— Source data —

··········

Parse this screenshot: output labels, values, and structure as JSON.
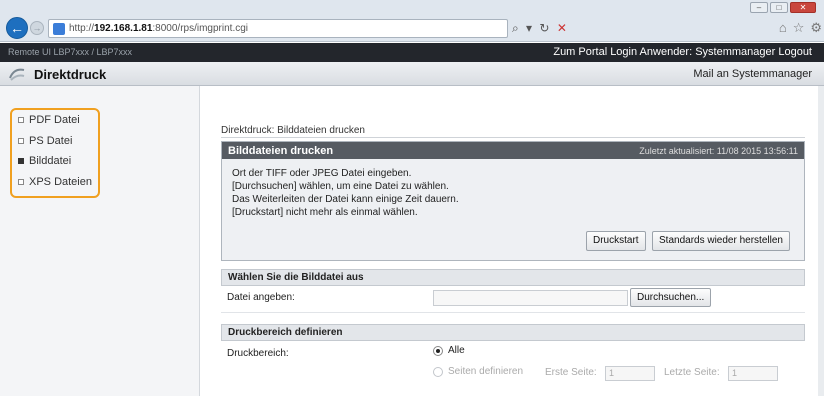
{
  "browser": {
    "url_prefix": "http://",
    "url_host": "192.168.1.81",
    "url_rest": ":8000/rps/imgprint.cgi",
    "window_buttons": [
      "–",
      "□",
      "✕"
    ],
    "search_controls": "⌕ ▾ ↻",
    "search_close": "✕"
  },
  "device_bar": {
    "device_name": "Remote UI    LBP7xxx / LBP7xxx",
    "links": "Zum Portal  Login Anwender: Systemmanager Logout"
  },
  "header": {
    "title": "Direktdruck",
    "mail_link": "Mail an Systemmanager"
  },
  "sidebar": {
    "items": [
      {
        "label": "PDF Datei",
        "active": false
      },
      {
        "label": "PS Datei",
        "active": false
      },
      {
        "label": "Bilddatei",
        "active": true
      },
      {
        "label": "XPS Dateien",
        "active": false
      }
    ]
  },
  "main": {
    "breadcrumb": "Direktdruck: Bilddateien drucken",
    "panel": {
      "title": "Bilddateien drucken",
      "timestamp": "Zuletzt aktualisiert: 11/08 2015 13:56:11",
      "lines": [
        "Ort der TIFF oder JPEG Datei eingeben.",
        "[Durchsuchen] wählen, um eine Datei zu wählen.",
        "Das Weiterleiten der Datei kann einige Zeit dauern.",
        "[Druckstart] nicht mehr als einmal wählen."
      ],
      "start_button": "Druckstart",
      "reset_button": "Standards wieder herstellen"
    },
    "select_section": {
      "title": "Wählen Sie die Bilddatei aus",
      "file_label": "Datei angeben:",
      "browse_button": "Durchsuchen..."
    },
    "range_section": {
      "title": "Druckbereich definieren",
      "range_label": "Druckbereich:",
      "option_all": "Alle",
      "option_define": "Seiten definieren",
      "first_page_label": "Erste Seite:",
      "first_page_value": "1",
      "last_page_label": "Letzte Seite:",
      "last_page_value": "1"
    }
  },
  "colors": {
    "highlight": "#f0a020",
    "panel_header": "#565b62",
    "device_bar": "#23262c"
  }
}
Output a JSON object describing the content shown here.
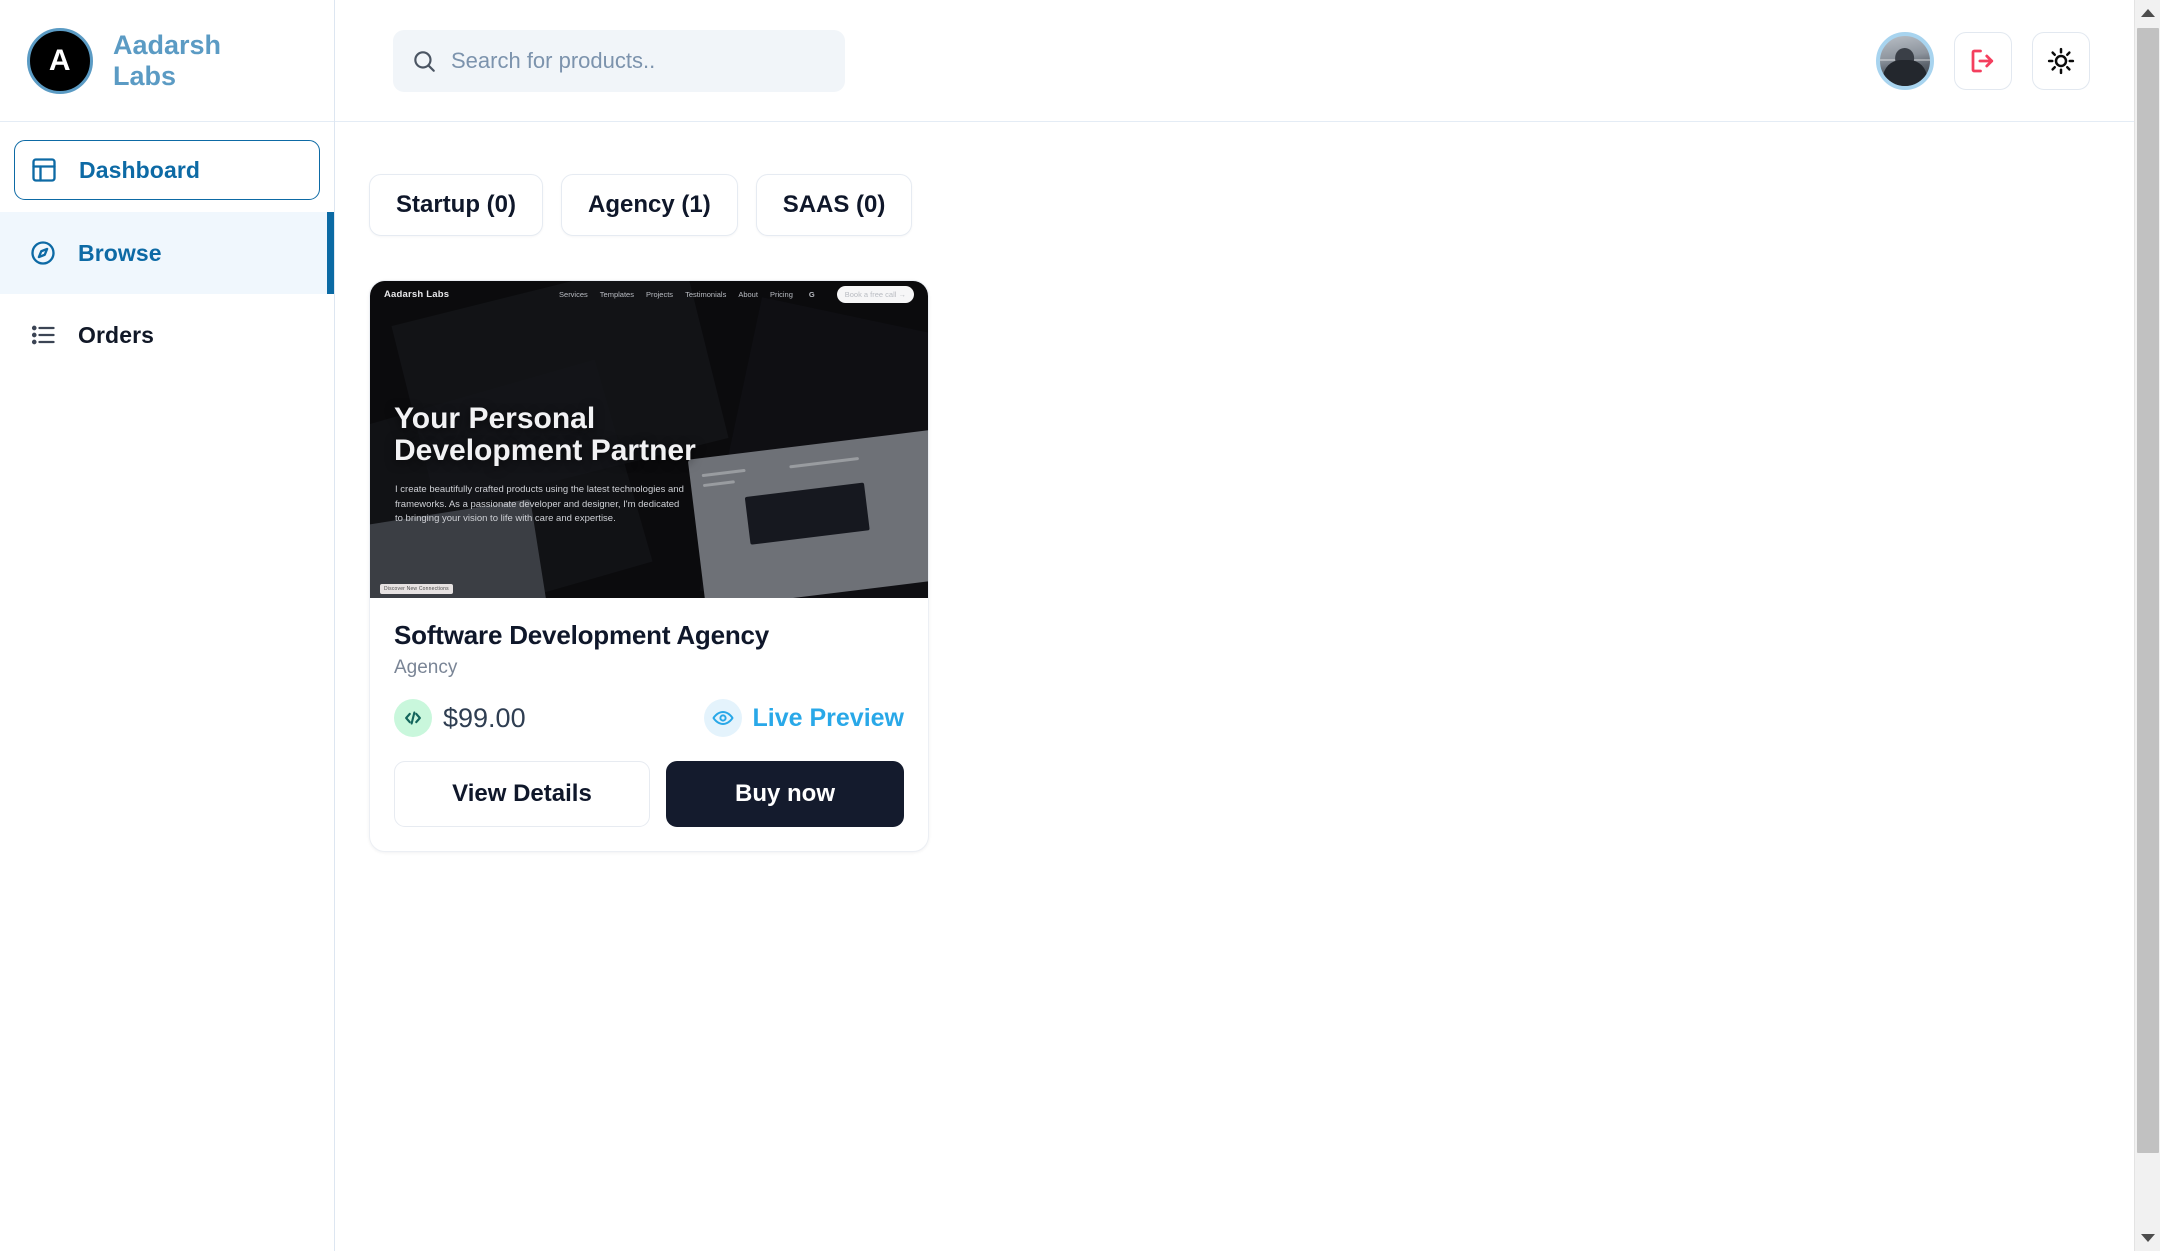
{
  "brand": {
    "logo_letter": "A",
    "name": "Aadarsh Labs",
    "logo_icon": "circle-avatar-logo"
  },
  "sidebar": {
    "items": [
      {
        "label": "Dashboard",
        "icon": "layout-dashboard-icon",
        "state": "boxed"
      },
      {
        "label": "Browse",
        "icon": "compass-icon",
        "state": "active"
      },
      {
        "label": "Orders",
        "icon": "list-icon",
        "state": "plain"
      }
    ]
  },
  "topbar": {
    "search": {
      "placeholder": "Search for products..",
      "value": "",
      "icon": "search-icon"
    },
    "avatar_alt": "user-avatar",
    "logout_icon": "logout-icon",
    "theme_icon": "sun-icon"
  },
  "filters": [
    {
      "label": "Startup (0)",
      "name": "startup",
      "count": 0
    },
    {
      "label": "Agency (1)",
      "name": "agency",
      "count": 1
    },
    {
      "label": "SAAS (0)",
      "name": "saas",
      "count": 0
    }
  ],
  "product": {
    "title": "Software Development Agency",
    "category": "Agency",
    "price": "$99.00",
    "code_icon": "code-icon",
    "preview": {
      "label": "Live Preview",
      "icon": "eye-icon"
    },
    "buttons": {
      "details": "View Details",
      "buy": "Buy now"
    },
    "thumbnail": {
      "site_logo": "Aadarsh Labs",
      "nav_links": [
        "Services",
        "Templates",
        "Projects",
        "Testimonials",
        "About",
        "Pricing"
      ],
      "nav_icon": "g-icon",
      "cta": "Book a free call →",
      "hero_title_line1": "Your Personal",
      "hero_title_line2": "Development Partner",
      "hero_desc": "I create beautifully crafted products using the latest technologies and frameworks. As a passionate developer and designer, I'm dedicated to bringing your vision to life with care and expertise.",
      "corner_badge": "Discover New Connections"
    }
  },
  "colors": {
    "brand_blue": "#5b9bc4",
    "nav_active_blue": "#0d6aa5",
    "nav_active_bg": "#f0f7fd",
    "preview_blue": "#29a8e8",
    "code_badge_green": "#c9f7dc",
    "buy_dark": "#141b2d",
    "logout_red": "#f43f5e"
  }
}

··········

— Goal —
Repeat all the records above exactly, leaving out any pictures.

— Task output —
Parse this screenshot: output labels, values, and structure as JSON.
{
  "browser": {
    "url_prefix": "http://",
    "url_host": "192.168.1.81",
    "url_rest": ":8000/rps/imgprint.cgi",
    "window_buttons": [
      "–",
      "□",
      "✕"
    ],
    "search_controls": "⌕ ▾ ↻",
    "search_close": "✕"
  },
  "device_bar": {
    "device_name": "Remote UI    LBP7xxx / LBP7xxx",
    "links": "Zum Portal  Login Anwender: Systemmanager Logout"
  },
  "header": {
    "title": "Direktdruck",
    "mail_link": "Mail an Systemmanager"
  },
  "sidebar": {
    "items": [
      {
        "label": "PDF Datei",
        "active": false
      },
      {
        "label": "PS Datei",
        "active": false
      },
      {
        "label": "Bilddatei",
        "active": true
      },
      {
        "label": "XPS Dateien",
        "active": false
      }
    ]
  },
  "main": {
    "breadcrumb": "Direktdruck: Bilddateien drucken",
    "panel": {
      "title": "Bilddateien drucken",
      "timestamp": "Zuletzt aktualisiert: 11/08 2015 13:56:11",
      "lines": [
        "Ort der TIFF oder JPEG Datei eingeben.",
        "[Durchsuchen] wählen, um eine Datei zu wählen.",
        "Das Weiterleiten der Datei kann einige Zeit dauern.",
        "[Druckstart] nicht mehr als einmal wählen."
      ],
      "start_button": "Druckstart",
      "reset_button": "Standards wieder herstellen"
    },
    "select_section": {
      "title": "Wählen Sie die Bilddatei aus",
      "file_label": "Datei angeben:",
      "browse_button": "Durchsuchen..."
    },
    "range_section": {
      "title": "Druckbereich definieren",
      "range_label": "Druckbereich:",
      "option_all": "Alle",
      "option_define": "Seiten definieren",
      "first_page_label": "Erste Seite:",
      "first_page_value": "1",
      "last_page_label": "Letzte Seite:",
      "last_page_value": "1"
    }
  },
  "colors": {
    "highlight": "#f0a020",
    "panel_header": "#565b62",
    "device_bar": "#23262c"
  }
}
Output a JSON object describing the content shown here.
{
  "brand": {
    "logo_letter": "A",
    "name": "Aadarsh Labs",
    "logo_icon": "circle-avatar-logo"
  },
  "sidebar": {
    "items": [
      {
        "label": "Dashboard",
        "icon": "layout-dashboard-icon",
        "state": "boxed"
      },
      {
        "label": "Browse",
        "icon": "compass-icon",
        "state": "active"
      },
      {
        "label": "Orders",
        "icon": "list-icon",
        "state": "plain"
      }
    ]
  },
  "topbar": {
    "search": {
      "placeholder": "Search for products..",
      "value": "",
      "icon": "search-icon"
    },
    "avatar_alt": "user-avatar",
    "logout_icon": "logout-icon",
    "theme_icon": "sun-icon"
  },
  "filters": [
    {
      "label": "Startup (0)",
      "name": "startup",
      "count": 0
    },
    {
      "label": "Agency (1)",
      "name": "agency",
      "count": 1
    },
    {
      "label": "SAAS (0)",
      "name": "saas",
      "count": 0
    }
  ],
  "product": {
    "title": "Software Development Agency",
    "category": "Agency",
    "price": "$99.00",
    "code_icon": "code-icon",
    "preview": {
      "label": "Live Preview",
      "icon": "eye-icon"
    },
    "buttons": {
      "details": "View Details",
      "buy": "Buy now"
    },
    "thumbnail": {
      "site_logo": "Aadarsh Labs",
      "nav_links": [
        "Services",
        "Templates",
        "Projects",
        "Testimonials",
        "About",
        "Pricing"
      ],
      "nav_icon": "g-icon",
      "cta": "Book a free call →",
      "hero_title_line1": "Your Personal",
      "hero_title_line2": "Development Partner",
      "hero_desc": "I create beautifully crafted products using the latest technologies and frameworks. As a passionate developer and designer, I'm dedicated to bringing your vision to life with care and expertise.",
      "corner_badge": "Discover New Connections"
    }
  },
  "colors": {
    "brand_blue": "#5b9bc4",
    "nav_active_blue": "#0d6aa5",
    "nav_active_bg": "#f0f7fd",
    "preview_blue": "#29a8e8",
    "code_badge_green": "#c9f7dc",
    "buy_dark": "#141b2d",
    "logout_red": "#f43f5e"
  }
}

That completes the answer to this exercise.